══ Data entries

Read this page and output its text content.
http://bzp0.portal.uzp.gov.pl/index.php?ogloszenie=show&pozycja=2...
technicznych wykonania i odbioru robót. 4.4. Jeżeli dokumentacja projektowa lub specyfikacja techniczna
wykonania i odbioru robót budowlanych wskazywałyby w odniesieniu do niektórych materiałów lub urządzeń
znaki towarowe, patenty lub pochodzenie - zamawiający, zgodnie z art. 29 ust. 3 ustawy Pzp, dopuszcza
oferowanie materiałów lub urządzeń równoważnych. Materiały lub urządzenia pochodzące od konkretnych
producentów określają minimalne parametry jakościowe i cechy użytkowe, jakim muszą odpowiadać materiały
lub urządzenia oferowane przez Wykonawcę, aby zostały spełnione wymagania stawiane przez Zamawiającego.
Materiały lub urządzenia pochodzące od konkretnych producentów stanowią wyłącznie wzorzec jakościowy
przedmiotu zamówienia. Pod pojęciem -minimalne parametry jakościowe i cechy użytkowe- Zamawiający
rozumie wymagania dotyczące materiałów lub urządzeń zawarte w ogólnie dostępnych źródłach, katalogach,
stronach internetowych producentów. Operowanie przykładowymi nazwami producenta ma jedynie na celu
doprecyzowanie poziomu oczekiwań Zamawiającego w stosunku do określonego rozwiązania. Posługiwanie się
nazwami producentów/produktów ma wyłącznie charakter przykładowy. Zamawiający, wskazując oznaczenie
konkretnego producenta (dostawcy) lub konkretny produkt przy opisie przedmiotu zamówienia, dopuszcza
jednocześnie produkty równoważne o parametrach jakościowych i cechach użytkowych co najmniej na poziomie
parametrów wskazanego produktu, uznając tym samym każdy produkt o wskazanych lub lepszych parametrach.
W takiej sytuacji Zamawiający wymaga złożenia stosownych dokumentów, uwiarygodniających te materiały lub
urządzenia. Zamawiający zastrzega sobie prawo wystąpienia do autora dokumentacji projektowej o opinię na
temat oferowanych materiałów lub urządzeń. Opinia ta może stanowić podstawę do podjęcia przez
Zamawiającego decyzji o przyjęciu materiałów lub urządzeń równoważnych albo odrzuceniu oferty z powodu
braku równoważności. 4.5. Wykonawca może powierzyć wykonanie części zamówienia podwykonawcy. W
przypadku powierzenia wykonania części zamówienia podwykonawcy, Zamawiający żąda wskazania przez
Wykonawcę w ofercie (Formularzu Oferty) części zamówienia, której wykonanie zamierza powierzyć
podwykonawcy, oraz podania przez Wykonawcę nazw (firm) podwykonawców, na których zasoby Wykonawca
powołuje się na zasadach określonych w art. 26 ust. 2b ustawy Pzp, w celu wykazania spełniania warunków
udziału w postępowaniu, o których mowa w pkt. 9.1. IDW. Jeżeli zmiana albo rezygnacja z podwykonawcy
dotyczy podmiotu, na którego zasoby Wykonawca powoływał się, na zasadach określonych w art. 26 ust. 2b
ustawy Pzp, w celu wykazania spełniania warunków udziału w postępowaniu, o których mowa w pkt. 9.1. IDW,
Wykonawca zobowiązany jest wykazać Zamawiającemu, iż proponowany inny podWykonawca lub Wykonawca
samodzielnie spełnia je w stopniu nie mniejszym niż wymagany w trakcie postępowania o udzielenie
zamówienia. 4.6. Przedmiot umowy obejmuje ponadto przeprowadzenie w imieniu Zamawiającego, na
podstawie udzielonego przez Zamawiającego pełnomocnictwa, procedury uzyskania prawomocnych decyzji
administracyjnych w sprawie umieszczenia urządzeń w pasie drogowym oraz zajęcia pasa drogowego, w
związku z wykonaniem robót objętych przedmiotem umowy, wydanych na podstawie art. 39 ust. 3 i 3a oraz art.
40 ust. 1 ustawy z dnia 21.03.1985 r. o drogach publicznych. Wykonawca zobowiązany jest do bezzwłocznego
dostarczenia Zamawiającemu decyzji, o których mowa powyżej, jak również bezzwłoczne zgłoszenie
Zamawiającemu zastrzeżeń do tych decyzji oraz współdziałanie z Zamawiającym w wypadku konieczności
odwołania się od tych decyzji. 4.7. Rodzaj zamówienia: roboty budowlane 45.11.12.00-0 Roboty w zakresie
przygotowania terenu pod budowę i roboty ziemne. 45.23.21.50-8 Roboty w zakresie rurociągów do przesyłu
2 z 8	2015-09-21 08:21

════

Using the listing above, pick out each line that contains the word "powierzyć", then copy it.

braku równoważności. 4.5. Wykonawca może powierzyć wykonanie części zamówienia podwykonawcy. W
Wykonawcę w ofercie (Formularzu Oferty) części zamówienia, której wykonanie zamierza powierzyć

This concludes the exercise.